### EXTRACTED DATA:
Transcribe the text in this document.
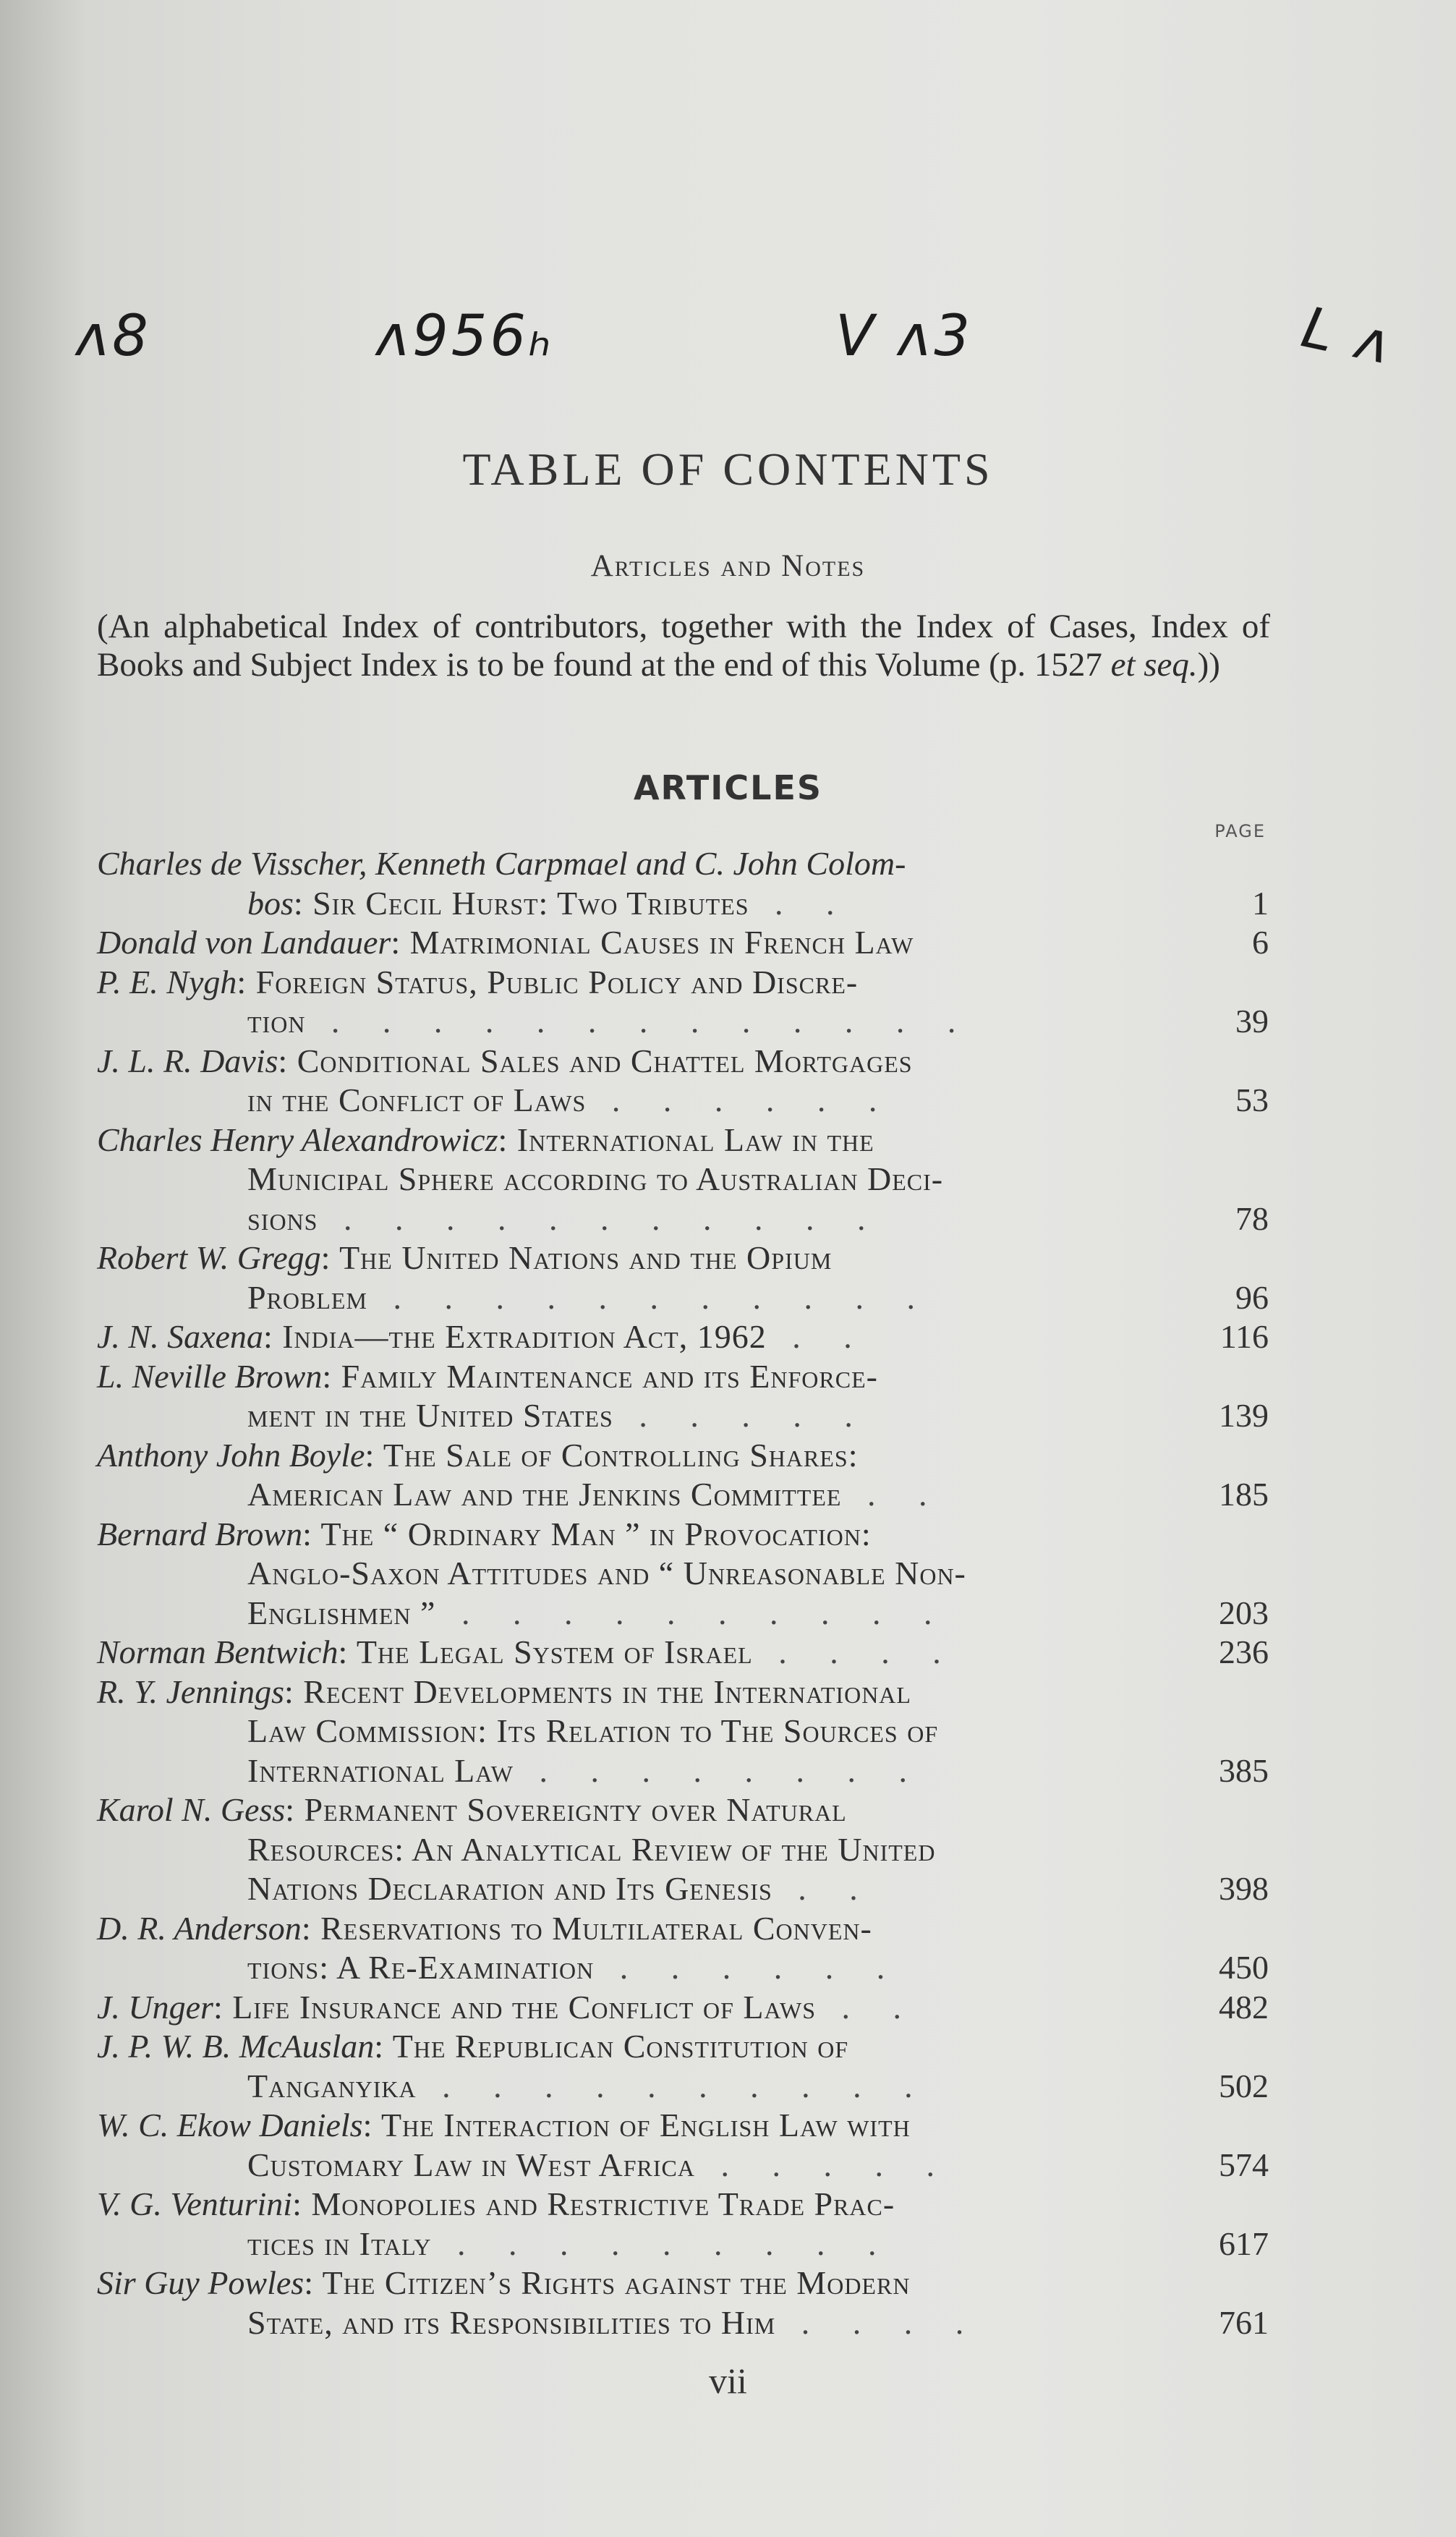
ᴧ8	ᴧ956ₕ	V ᴧ3	L ᴧ
TABLE OF CONTENTS
Articles and Notes
(An alphabetical Index of contributors, together with the Index of Cases, Index of Books and Subject Index is to be found at the end of this Volume (p. 1527 et seq.))
ARTICLES
PAGE
Charles de Visscher, Kenneth Carpmael and C. John Colom-
bos: Sir Cecil Hurst: Two Tributes . .	1
Donald von Landauer: Matrimonial Causes in French Law	6
P. E. Nygh: Foreign Status, Public Policy and Discre-
tion . . . . . . . . . . . . .	39
J. L. R. Davis: Conditional Sales and Chattel Mortgages
in the Conflict of Laws . . . . . .	53
Charles Henry Alexandrowicz: International Law in the
Municipal Sphere according to Australian Deci-
sions . . . . . . . . . . .	78
Robert W. Gregg: The United Nations and the Opium
Problem . . . . . . . . . . .	96
J. N. Saxena: India—the Extradition Act, 1962 . .	116
L. Neville Brown: Family Maintenance and its Enforce-
ment in the United States . . . . .	139
Anthony John Boyle: The Sale of Controlling Shares:
American Law and the Jenkins Committee . .	185
Bernard Brown: The “ Ordinary Man ” in Provocation:
Anglo-Saxon Attitudes and “ Unreasonable Non-
Englishmen ” . . . . . . . . . .	203
Norman Bentwich: The Legal System of Israel . . . .	236
R. Y. Jennings: Recent Developments in the International
Law Commission: Its Relation to The Sources of
International Law . . . . . . . .	385
Karol N. Gess: Permanent Sovereignty over Natural
Resources: An Analytical Review of the United
Nations Declaration and Its Genesis . .	398
D. R. Anderson: Reservations to Multilateral Conven-
tions: A Re-Examination . . . . . .	450
J. Unger: Life Insurance and the Conflict of Laws . .	482
J. P. W. B. McAuslan: The Republican Constitution of
Tanganyika . . . . . . . . . .	502
W. C. Ekow Daniels: The Interaction of English Law with
Customary Law in West Africa . . . . .	574
V. G. Venturini: Monopolies and Restrictive Trade Prac-
tices in Italy . . . . . . . . .	617
Sir Guy Powles: The Citizen’s Rights against the Modern
State, and its Responsibilities to Him . . . .	761
vii
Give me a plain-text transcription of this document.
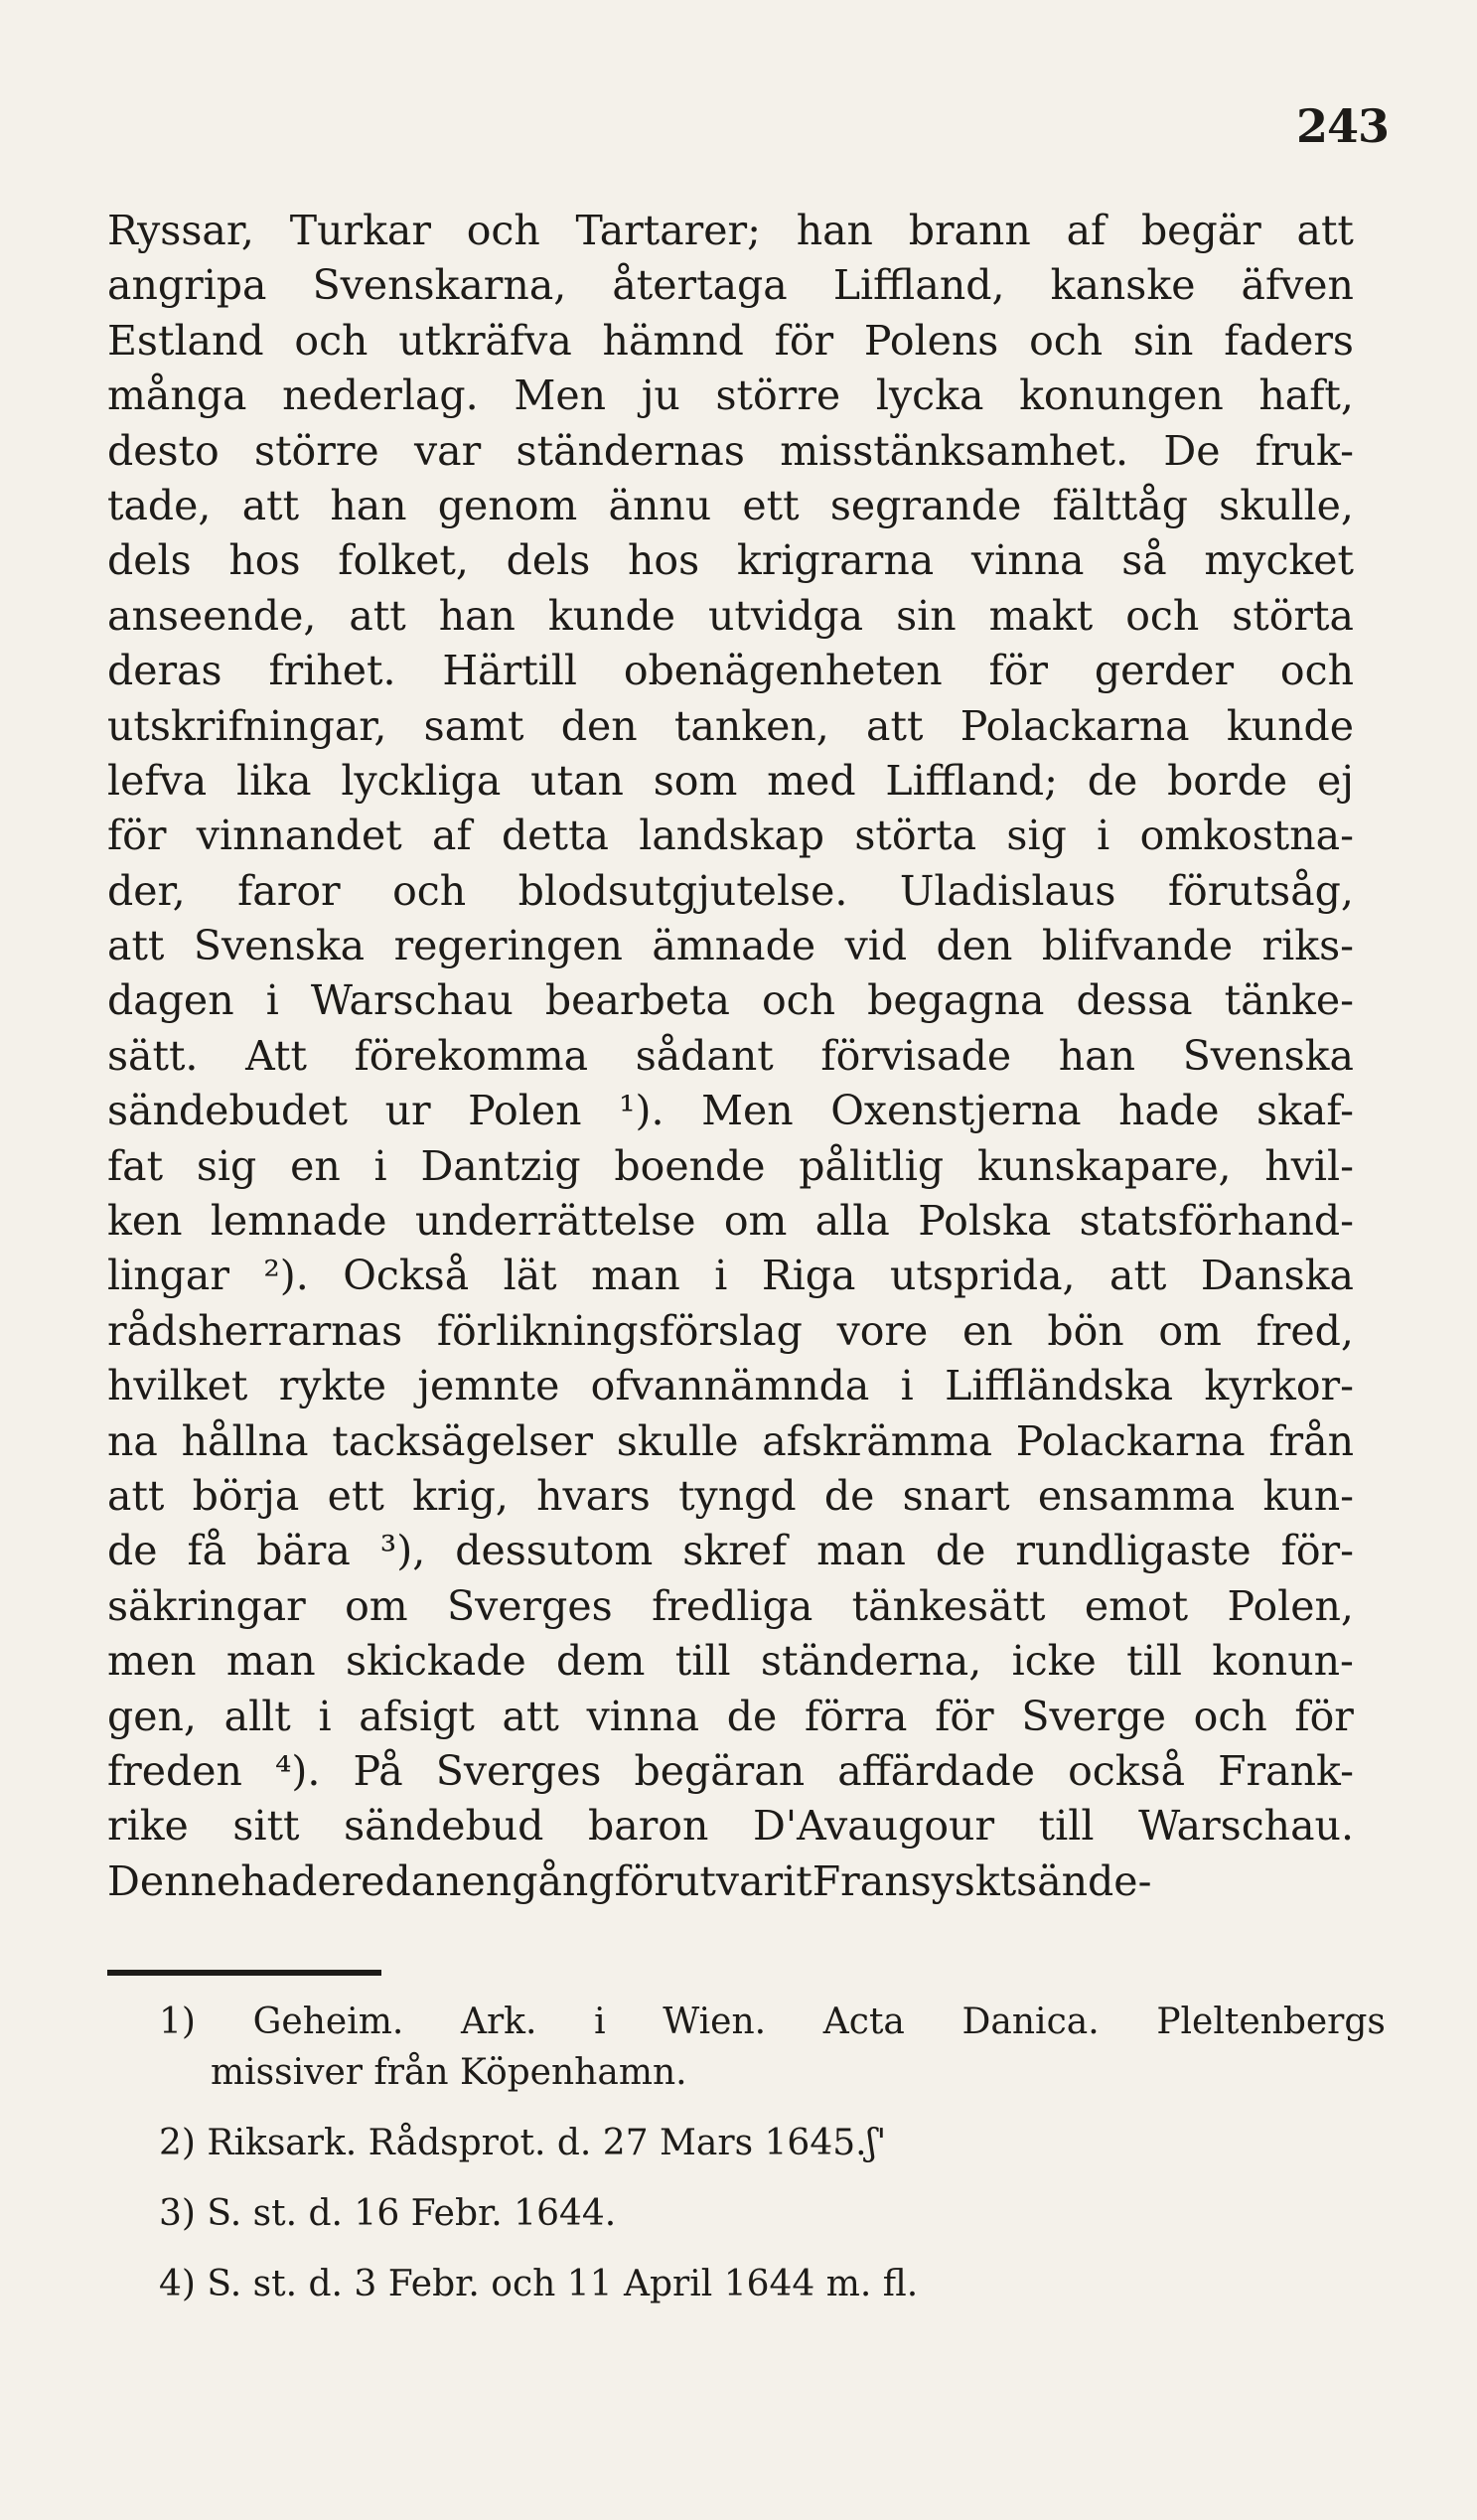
243
Ryssar, Turkar och Tartarer; han brann af begär att
angripa Svenskarna, återtaga Liffland, kanske äfven
Estland och utkräfva hämnd för Polens och sin faders
många nederlag. Men ju större lycka konungen haft,
desto större var ständernas misstänksamhet. De fruk-
tade, att han genom ännu ett segrande fälttåg skulle,
dels hos folket, dels hos krigrarna vinna så mycket
anseende, att han kunde utvidga sin makt och störta
deras frihet. Härtill obenägenheten för gerder och
utskrifningar, samt den tanken, att Polackarna kunde
lefva lika lyckliga utan som med Liffland; de borde ej
för vinnandet af detta landskap störta sig i omkostna-
der, faror och blodsutgjutelse. Uladislaus förutsåg,
att Svenska regeringen ämnade vid den blifvande riks-
dagen i Warschau bearbeta och begagna dessa tänke-
sätt. Att förekomma sådant förvisade han Svenska
sändebudet ur Polen ¹). Men Oxenstjerna hade skaf-
fat sig en i Dantzig boende pålitlig kunskapare, hvil-
ken lemnade underrättelse om alla Polska statsförhand-
lingar ²). Också lät man i Riga utsprida, att Danska
rådsherrarnas förlikningsförslag vore en bön om fred,
hvilket rykte jemnte ofvannämnda i Liffländska kyrkor-
na hållna tacksägelser skulle afskrämma Polackarna från
att börja ett krig, hvars tyngd de snart ensamma kun-
de få bära ³), dessutom skref man de rundligaste för-
säkringar om Sverges fredliga tänkesätt emot Polen,
men man skickade dem till ständerna, icke till konun-
gen, allt i afsigt att vinna de förra för Sverge och för
freden ⁴). På Sverges begäran affärdade också Frank-
rike sitt sändebud baron D'Avaugour till Warschau.
Denne hade redan engång förut varit Fransyskt sände-
1) Geheim. Ark. i Wien. Acta Danica. Pleltenbergs
missiver från Köpenhamn.
2) Riksark. Rådsprot. d. 27 Mars 1645.ʃ'
3) S. st. d. 16 Febr. 1644.
4) S. st. d. 3 Febr. och 11 April 1644 m. fl.
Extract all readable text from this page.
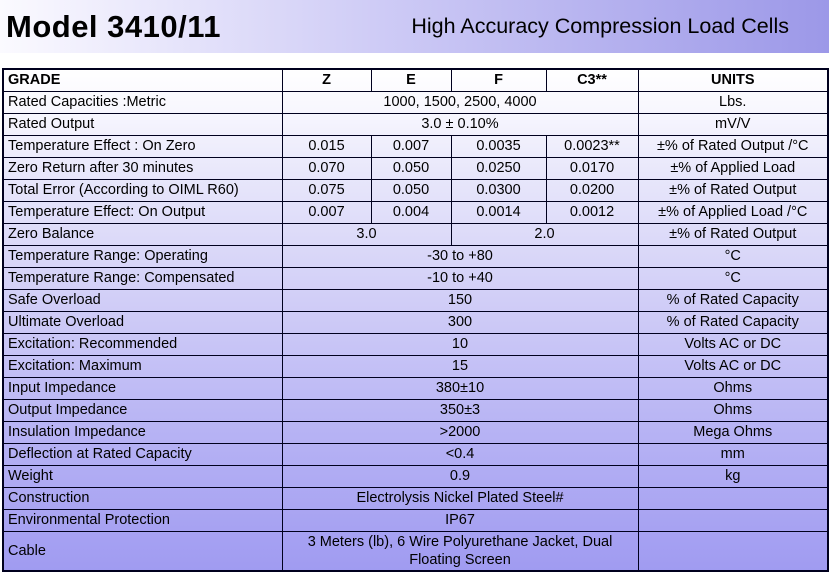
Model 3410/11	High Accuracy Compression Load Cells
GRADE	Z	E	F	C3**	UNITS
Rated Capacities :Metric	1000, 1500, 2500, 4000				Lbs.
Rated Output	3.0 ± 0.10%				mV/V
Temperature Effect : On Zero	0.015	0.007	0.0035	0.0023**	±% of Rated Output /°C
Zero Return after 30 minutes	0.070	0.050	0.0250	0.0170	±% of Applied Load
Total Error (According to OIML R60)	0.075	0.050	0.0300	0.0200	±% of Rated Output
Temperature Effect: On Output	0.007	0.004	0.0014	0.0012	±% of Applied Load /°C
Zero Balance	3.0		2.0		±% of Rated Output
Temperature Range: Operating	-30 to +80				°C
Temperature Range: Compensated	-10 to +40				°C
Safe Overload	150				% of Rated Capacity
Ultimate Overload	300				% of Rated Capacity
Excitation: Recommended	10				Volts AC or DC
Excitation: Maximum	15				Volts AC or DC
Input Impedance	380±10				Ohms
Output Impedance	350±3				Ohms
Insulation Impedance	>2000				Mega Ohms
Deflection at Rated Capacity	<0.4				mm
Weight	0.9				kg
Construction	Electrolysis Nickel Plated Steel#				
Environmental Protection	IP67				
Cable	3 Meters (lb), 6 Wire Polyurethane Jacket, Dual Floating Screen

### TASK:
Reproduce each line of the data containing the word "skulle".

### ANSWER BELOW:
tade, att han genom ännu ett segrande fälttåg skulle,
na hållna tacksägelser skulle afskrämma Polackarna från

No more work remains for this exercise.